» What to work on
Here are some records; copy every line that holds the word "borgmester".

» Data provided
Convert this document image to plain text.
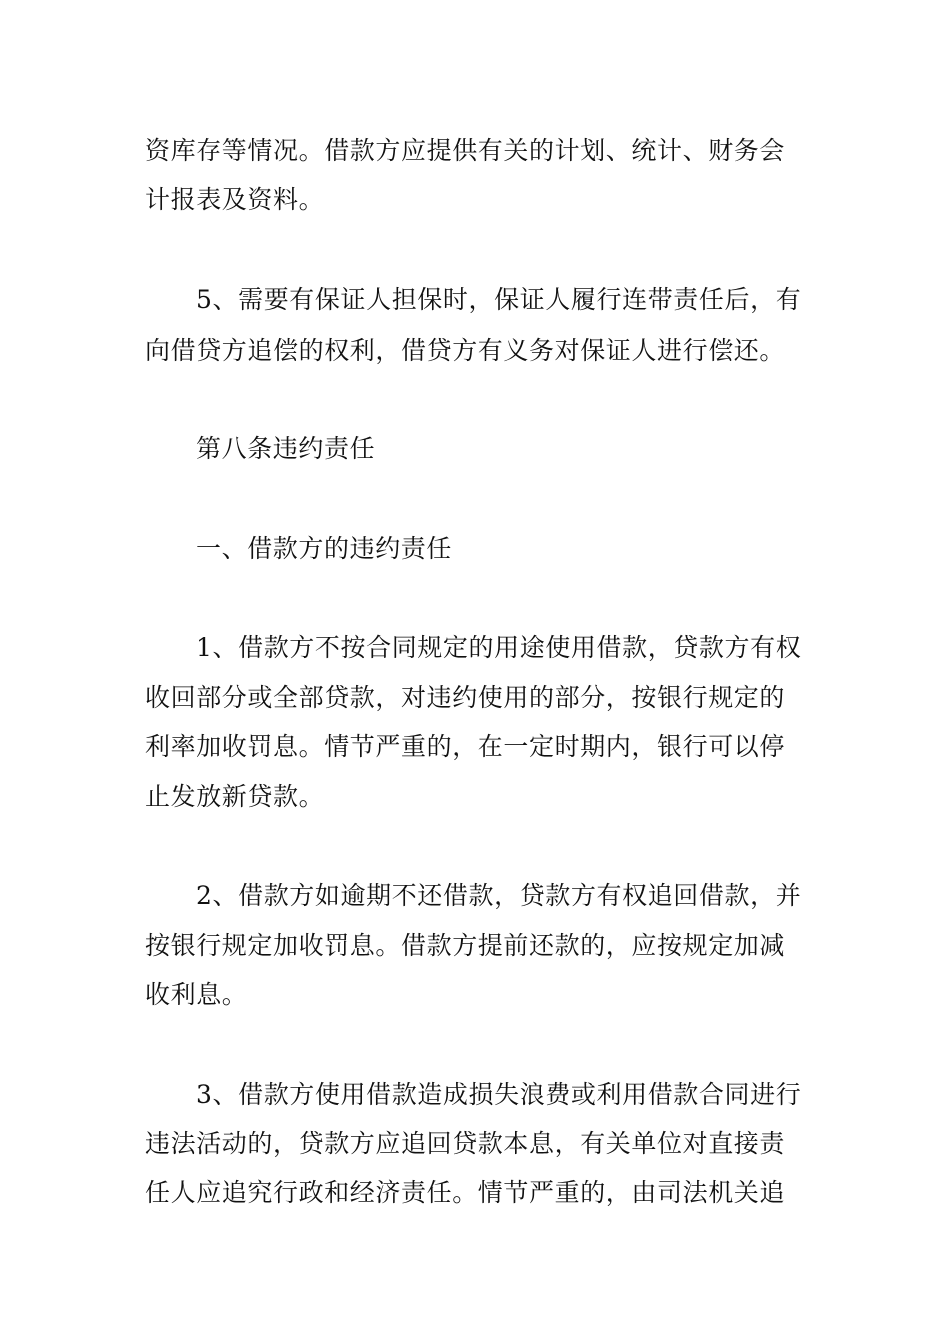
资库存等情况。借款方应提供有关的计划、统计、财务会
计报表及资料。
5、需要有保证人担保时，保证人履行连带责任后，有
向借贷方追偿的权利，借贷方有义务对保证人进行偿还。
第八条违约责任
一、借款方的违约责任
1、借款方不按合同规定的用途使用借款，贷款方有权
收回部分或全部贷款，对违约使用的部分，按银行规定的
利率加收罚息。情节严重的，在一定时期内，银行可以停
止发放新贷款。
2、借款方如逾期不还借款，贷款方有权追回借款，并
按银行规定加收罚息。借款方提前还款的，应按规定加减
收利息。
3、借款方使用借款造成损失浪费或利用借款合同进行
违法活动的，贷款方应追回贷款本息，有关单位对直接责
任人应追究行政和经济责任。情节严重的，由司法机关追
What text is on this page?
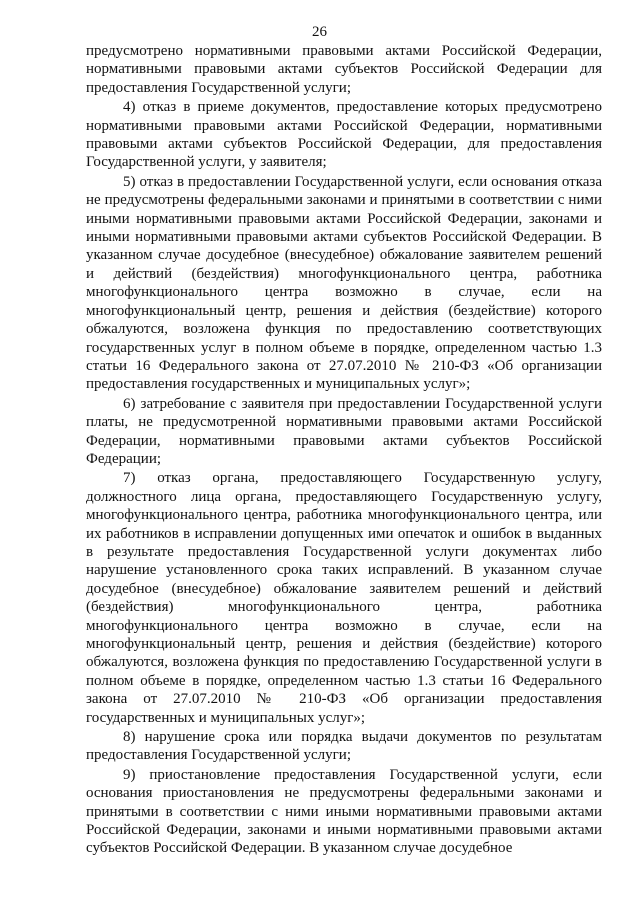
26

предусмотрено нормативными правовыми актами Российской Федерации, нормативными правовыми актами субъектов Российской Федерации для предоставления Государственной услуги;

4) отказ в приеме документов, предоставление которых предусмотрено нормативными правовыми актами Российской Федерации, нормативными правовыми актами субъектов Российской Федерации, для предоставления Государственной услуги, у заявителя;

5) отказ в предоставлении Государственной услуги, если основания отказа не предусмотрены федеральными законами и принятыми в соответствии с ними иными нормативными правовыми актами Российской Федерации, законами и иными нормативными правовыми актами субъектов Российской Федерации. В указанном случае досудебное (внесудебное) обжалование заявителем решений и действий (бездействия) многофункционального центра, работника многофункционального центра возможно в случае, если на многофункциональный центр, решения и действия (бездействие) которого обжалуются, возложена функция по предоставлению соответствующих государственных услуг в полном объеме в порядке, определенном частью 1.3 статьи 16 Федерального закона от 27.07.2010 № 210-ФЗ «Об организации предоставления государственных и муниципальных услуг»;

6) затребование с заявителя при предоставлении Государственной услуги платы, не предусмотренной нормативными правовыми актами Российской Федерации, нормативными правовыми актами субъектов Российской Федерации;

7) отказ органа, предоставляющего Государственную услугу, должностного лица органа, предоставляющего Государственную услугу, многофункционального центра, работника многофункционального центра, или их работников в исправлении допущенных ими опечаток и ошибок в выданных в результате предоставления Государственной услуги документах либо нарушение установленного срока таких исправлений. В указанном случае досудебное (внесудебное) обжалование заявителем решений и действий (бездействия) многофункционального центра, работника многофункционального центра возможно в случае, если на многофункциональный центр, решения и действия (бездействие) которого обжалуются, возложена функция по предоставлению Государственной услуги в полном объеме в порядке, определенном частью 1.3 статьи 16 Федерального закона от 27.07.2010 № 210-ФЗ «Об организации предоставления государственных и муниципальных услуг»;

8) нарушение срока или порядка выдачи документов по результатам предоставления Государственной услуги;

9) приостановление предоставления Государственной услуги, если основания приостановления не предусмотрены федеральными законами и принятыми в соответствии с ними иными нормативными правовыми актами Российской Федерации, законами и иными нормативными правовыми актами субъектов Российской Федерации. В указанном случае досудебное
--
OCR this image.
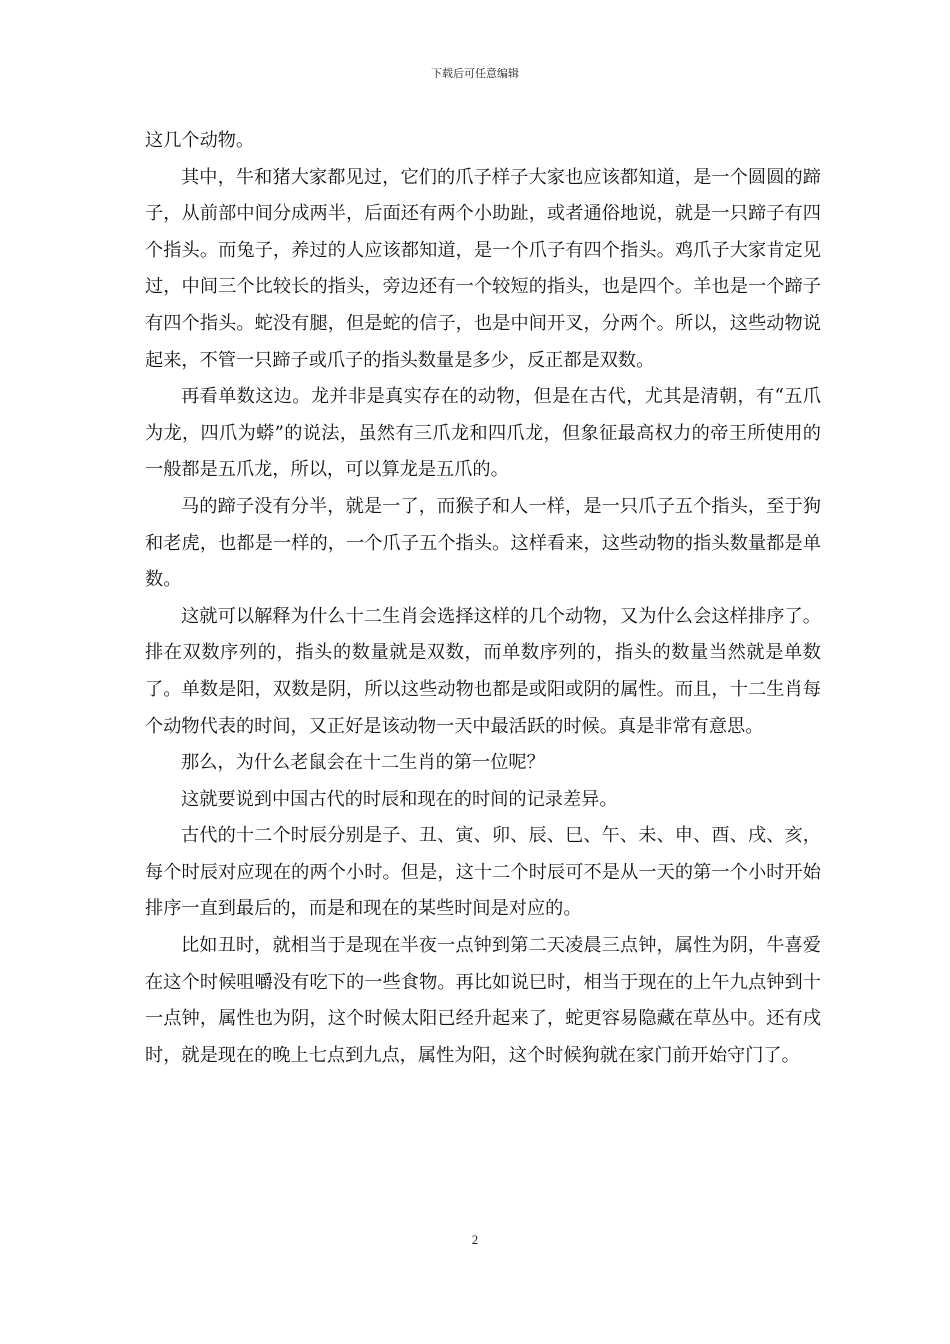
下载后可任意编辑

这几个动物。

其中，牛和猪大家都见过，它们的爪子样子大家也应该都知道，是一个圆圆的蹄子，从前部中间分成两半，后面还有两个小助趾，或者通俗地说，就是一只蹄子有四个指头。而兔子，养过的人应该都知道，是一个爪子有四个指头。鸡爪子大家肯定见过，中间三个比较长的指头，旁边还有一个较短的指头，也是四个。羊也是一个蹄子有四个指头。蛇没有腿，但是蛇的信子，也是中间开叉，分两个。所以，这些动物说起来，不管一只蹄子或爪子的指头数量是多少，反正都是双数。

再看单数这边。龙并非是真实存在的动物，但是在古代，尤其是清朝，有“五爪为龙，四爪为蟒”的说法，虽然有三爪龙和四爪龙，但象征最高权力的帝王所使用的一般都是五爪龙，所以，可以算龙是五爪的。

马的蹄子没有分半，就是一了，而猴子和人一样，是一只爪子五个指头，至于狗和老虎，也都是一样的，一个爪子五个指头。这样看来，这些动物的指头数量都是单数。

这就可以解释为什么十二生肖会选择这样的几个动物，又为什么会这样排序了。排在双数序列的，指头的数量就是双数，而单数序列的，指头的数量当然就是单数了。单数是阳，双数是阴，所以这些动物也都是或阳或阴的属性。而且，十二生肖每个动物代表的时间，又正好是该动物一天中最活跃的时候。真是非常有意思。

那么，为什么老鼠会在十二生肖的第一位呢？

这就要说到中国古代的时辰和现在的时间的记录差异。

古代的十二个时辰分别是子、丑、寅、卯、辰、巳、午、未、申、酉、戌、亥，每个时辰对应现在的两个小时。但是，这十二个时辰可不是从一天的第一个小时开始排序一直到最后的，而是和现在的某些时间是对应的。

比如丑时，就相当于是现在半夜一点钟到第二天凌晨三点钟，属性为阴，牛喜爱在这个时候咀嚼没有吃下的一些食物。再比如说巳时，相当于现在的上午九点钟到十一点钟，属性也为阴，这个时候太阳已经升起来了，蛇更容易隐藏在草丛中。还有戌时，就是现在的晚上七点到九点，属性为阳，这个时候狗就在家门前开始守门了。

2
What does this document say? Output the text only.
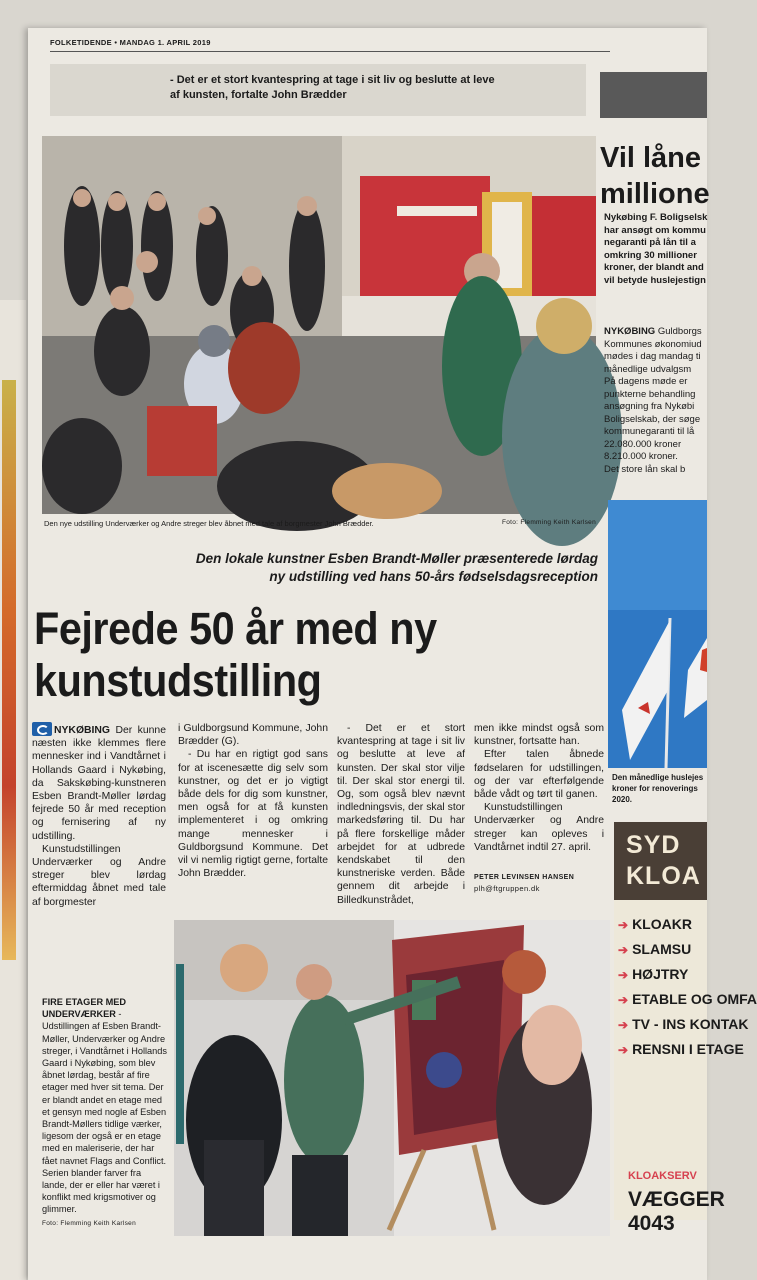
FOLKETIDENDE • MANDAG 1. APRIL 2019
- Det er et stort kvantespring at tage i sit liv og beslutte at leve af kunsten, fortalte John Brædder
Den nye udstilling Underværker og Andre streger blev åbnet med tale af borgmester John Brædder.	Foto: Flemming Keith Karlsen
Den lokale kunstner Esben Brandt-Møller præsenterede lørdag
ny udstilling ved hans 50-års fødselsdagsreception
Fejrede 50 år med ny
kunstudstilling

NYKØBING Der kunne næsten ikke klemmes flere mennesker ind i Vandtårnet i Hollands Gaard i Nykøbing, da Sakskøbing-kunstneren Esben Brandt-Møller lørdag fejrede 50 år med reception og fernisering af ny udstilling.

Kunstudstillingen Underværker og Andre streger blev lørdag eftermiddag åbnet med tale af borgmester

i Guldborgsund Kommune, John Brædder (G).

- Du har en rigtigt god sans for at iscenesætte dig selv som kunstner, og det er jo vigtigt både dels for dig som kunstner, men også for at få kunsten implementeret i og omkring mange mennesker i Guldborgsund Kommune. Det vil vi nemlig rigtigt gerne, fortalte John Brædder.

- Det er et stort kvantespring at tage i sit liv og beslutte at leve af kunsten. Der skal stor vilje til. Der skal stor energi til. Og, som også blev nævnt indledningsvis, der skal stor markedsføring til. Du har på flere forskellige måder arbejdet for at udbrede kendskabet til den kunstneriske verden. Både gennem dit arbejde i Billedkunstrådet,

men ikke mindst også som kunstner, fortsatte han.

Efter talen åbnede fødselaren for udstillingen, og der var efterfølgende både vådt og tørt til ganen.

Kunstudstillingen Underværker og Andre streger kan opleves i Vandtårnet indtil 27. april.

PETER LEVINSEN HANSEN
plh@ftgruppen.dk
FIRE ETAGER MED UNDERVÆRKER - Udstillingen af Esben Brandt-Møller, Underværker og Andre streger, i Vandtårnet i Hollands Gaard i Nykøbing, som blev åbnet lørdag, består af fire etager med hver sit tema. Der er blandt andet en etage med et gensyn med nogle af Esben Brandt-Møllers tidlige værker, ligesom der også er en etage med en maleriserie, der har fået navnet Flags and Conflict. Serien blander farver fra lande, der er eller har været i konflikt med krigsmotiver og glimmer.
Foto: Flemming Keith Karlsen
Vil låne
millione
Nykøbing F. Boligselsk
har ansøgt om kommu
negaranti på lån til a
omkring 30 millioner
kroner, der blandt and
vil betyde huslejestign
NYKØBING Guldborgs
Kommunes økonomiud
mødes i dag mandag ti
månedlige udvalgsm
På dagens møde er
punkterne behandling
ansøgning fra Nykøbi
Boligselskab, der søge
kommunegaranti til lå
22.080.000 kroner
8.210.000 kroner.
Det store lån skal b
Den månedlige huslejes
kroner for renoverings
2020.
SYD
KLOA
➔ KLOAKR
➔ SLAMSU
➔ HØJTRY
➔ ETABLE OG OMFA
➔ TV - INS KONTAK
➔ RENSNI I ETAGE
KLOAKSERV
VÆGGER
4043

» Finished answer
Den nye udstilling Underværker og Andre streger blev åbnet med tale af borgmester John Brædder.	Foto: Flemming Keith Karlsen
Kunstudstillingen Underværker og Andre streger blev lørdag eftermiddag åbnet med tale af borgmester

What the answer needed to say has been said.